### Aim of the exercise:
Write out each line from the data below that includes the word "Sales".

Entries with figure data
········
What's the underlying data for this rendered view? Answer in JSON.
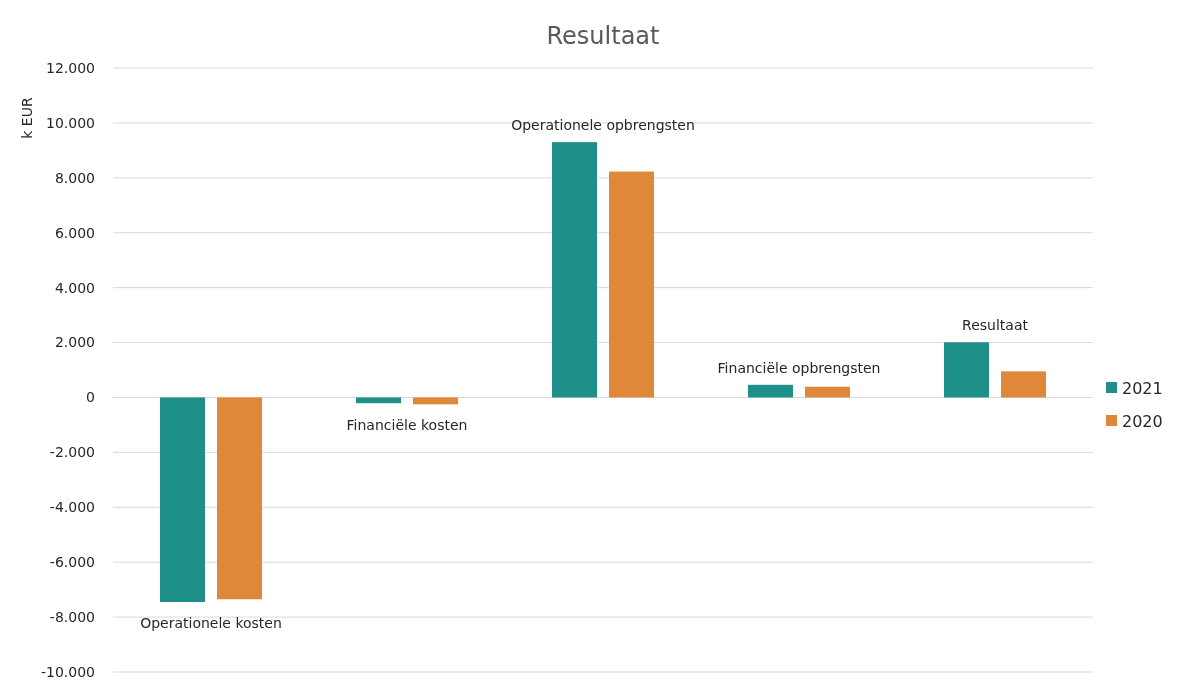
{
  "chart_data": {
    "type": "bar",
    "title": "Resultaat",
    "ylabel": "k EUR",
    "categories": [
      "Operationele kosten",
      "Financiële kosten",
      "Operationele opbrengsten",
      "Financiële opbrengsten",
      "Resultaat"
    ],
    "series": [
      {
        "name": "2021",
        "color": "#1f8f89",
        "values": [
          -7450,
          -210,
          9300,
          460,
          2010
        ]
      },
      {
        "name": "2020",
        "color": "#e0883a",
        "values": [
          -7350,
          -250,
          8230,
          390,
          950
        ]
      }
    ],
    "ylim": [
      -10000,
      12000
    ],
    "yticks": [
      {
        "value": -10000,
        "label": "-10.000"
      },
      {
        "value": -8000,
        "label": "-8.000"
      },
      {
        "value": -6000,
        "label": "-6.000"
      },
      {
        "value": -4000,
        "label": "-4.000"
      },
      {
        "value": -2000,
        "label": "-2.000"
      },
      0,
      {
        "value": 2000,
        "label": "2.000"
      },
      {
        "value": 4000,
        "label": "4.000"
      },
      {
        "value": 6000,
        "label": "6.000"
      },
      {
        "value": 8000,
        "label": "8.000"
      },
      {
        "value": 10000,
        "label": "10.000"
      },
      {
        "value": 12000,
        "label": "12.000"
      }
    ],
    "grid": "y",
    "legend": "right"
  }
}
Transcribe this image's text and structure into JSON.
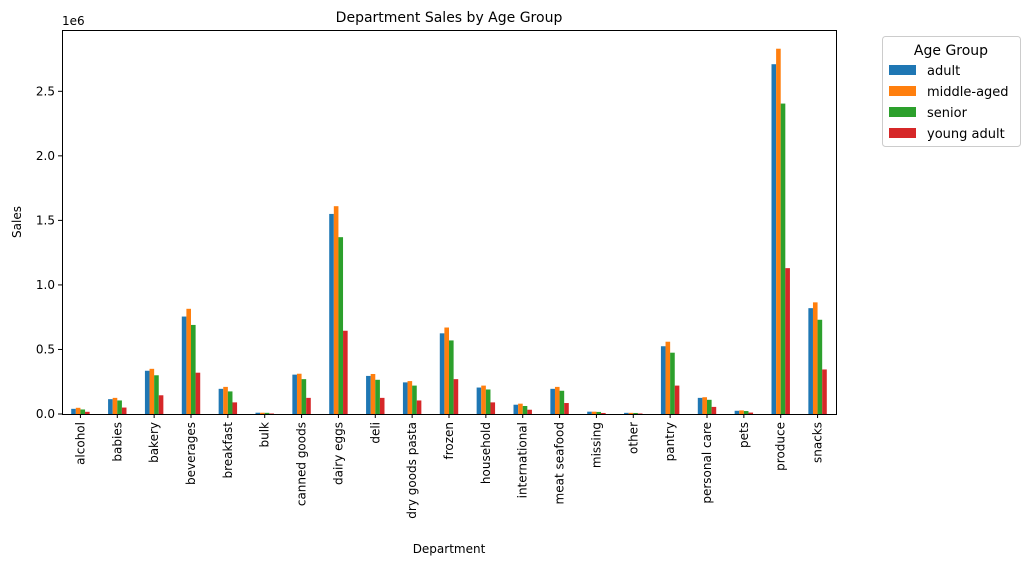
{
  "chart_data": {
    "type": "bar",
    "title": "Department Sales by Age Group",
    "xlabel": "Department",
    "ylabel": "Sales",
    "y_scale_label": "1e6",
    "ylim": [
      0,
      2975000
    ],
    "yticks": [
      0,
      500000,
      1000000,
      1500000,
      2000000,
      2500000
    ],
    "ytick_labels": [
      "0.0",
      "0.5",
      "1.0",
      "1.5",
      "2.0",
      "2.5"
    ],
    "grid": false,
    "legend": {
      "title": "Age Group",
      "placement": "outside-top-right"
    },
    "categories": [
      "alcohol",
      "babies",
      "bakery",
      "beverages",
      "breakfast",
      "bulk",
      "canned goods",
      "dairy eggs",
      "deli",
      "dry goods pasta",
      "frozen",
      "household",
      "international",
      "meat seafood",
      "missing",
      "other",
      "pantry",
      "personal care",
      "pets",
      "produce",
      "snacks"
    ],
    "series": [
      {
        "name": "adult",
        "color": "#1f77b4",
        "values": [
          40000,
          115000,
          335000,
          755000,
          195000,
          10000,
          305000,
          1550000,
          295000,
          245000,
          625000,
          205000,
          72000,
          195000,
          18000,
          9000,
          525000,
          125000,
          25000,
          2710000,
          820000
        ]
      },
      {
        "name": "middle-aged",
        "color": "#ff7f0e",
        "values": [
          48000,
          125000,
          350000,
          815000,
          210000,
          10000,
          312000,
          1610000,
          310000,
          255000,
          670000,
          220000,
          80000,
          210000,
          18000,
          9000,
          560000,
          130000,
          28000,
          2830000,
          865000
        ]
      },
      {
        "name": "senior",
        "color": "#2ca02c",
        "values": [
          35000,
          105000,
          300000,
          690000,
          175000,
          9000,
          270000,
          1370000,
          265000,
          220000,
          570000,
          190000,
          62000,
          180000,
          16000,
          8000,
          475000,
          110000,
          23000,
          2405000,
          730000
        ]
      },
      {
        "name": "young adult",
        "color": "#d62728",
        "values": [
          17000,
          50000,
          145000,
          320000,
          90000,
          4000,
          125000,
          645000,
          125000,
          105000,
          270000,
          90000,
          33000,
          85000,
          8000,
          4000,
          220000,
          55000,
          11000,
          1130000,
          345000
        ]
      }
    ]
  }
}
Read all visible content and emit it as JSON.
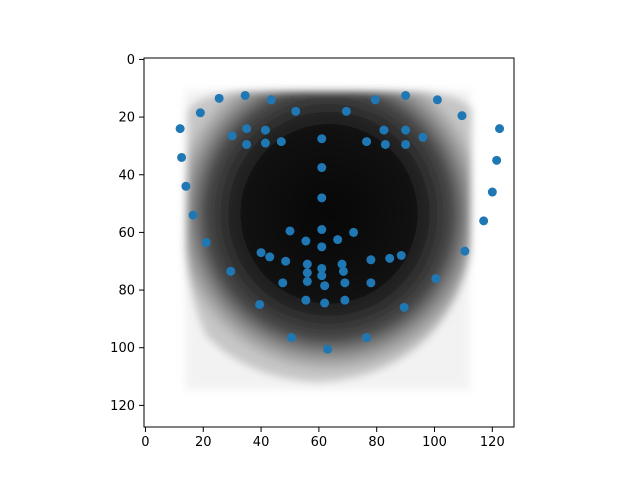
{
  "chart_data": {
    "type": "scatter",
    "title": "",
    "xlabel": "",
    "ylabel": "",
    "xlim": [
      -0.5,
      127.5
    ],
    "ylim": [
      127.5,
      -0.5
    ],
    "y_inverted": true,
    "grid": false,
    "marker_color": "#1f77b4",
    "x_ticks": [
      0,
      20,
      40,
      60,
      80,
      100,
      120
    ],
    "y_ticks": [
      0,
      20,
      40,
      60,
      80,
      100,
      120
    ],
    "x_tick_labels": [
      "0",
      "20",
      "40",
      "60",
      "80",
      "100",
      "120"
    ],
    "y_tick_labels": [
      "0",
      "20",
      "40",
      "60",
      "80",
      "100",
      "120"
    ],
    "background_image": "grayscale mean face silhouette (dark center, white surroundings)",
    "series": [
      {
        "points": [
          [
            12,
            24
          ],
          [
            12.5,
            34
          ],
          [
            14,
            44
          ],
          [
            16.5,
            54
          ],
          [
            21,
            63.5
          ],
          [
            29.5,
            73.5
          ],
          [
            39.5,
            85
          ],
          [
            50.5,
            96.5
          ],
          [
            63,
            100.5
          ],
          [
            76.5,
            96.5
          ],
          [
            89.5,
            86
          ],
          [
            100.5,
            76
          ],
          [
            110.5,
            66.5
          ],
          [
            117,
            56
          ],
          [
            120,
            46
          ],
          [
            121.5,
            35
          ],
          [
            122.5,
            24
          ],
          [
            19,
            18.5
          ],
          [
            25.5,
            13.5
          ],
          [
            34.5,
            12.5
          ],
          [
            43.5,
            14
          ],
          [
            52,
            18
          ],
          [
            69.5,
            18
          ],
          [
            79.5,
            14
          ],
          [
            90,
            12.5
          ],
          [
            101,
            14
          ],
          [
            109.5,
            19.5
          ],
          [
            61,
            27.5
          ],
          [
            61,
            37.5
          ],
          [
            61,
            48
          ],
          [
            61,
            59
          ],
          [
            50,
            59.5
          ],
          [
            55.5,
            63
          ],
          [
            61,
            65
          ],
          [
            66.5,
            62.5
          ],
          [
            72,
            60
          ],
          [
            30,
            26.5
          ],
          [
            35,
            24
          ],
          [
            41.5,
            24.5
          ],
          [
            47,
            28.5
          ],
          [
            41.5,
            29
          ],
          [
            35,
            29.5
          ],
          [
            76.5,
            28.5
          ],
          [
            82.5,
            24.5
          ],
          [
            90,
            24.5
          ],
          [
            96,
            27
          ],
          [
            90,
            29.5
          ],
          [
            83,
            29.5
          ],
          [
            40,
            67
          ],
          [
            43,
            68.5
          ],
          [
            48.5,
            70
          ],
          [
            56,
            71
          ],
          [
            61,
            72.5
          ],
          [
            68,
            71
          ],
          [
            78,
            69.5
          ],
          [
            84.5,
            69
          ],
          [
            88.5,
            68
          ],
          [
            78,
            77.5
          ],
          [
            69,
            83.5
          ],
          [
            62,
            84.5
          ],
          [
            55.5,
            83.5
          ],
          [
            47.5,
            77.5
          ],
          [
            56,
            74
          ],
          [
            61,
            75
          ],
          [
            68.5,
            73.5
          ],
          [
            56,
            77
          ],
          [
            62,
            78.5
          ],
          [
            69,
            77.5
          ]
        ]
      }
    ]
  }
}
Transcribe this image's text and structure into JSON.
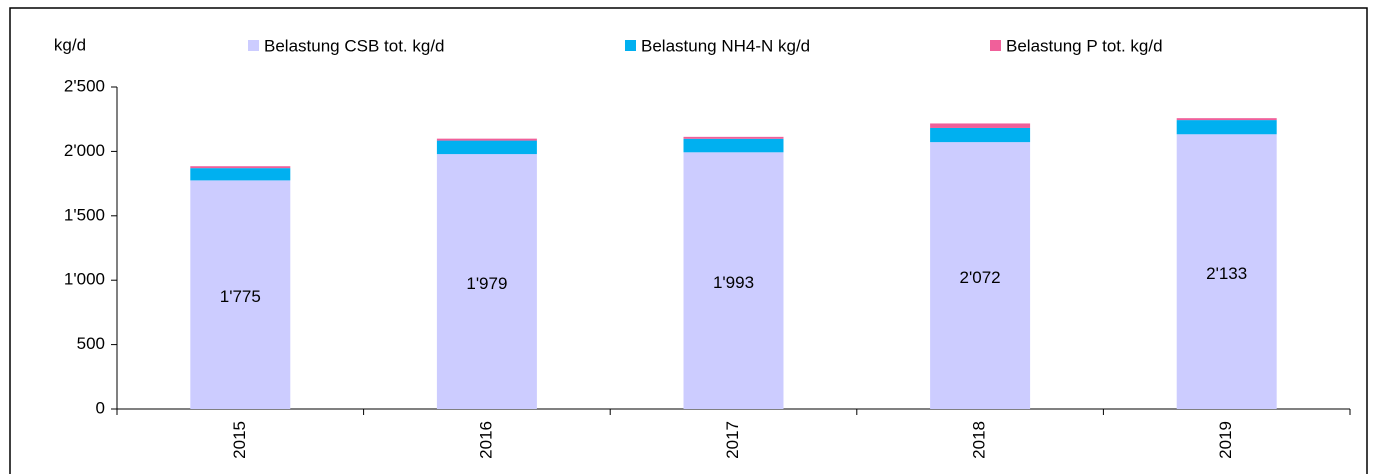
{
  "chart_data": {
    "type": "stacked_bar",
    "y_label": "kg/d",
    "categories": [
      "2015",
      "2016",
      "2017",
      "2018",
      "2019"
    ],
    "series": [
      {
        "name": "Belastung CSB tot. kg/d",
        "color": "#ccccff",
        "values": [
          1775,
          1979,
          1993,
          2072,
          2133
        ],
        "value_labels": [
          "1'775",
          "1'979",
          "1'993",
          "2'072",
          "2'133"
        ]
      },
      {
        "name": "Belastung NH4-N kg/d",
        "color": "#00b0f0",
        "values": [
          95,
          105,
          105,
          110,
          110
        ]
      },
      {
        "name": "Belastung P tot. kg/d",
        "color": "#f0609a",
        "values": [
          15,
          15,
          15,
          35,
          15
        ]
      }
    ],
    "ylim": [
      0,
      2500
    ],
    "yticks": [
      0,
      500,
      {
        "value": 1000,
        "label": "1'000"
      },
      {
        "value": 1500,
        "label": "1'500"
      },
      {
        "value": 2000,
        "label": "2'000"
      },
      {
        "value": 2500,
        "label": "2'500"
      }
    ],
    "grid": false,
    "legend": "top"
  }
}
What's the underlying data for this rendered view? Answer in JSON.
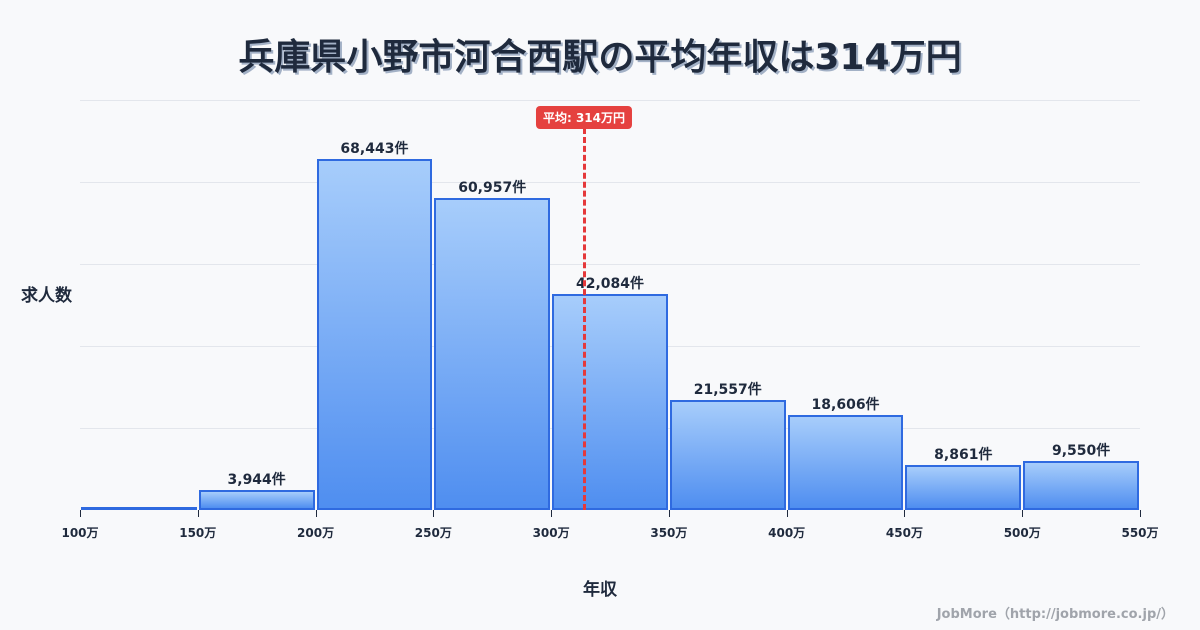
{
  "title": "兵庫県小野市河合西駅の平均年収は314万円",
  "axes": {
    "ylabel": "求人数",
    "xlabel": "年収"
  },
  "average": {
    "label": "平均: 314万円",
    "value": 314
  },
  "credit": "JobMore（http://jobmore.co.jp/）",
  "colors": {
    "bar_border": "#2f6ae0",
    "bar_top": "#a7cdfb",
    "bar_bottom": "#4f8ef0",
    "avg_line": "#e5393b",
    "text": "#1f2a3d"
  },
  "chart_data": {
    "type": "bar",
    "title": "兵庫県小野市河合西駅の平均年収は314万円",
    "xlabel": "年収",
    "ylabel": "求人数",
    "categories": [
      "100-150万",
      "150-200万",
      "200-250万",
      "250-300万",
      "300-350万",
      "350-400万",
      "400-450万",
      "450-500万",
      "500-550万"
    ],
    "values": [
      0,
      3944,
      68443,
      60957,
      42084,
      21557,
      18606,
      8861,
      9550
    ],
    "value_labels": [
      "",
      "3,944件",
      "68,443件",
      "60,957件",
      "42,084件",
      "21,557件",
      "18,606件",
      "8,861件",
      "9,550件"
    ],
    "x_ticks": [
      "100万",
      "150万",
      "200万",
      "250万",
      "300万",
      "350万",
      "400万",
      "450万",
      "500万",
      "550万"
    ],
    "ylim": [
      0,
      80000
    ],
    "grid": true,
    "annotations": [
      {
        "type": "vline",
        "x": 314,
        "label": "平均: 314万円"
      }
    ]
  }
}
········
### Task result:
    "title": "Department Sales by Age Group",
    "ylabel": "Sales",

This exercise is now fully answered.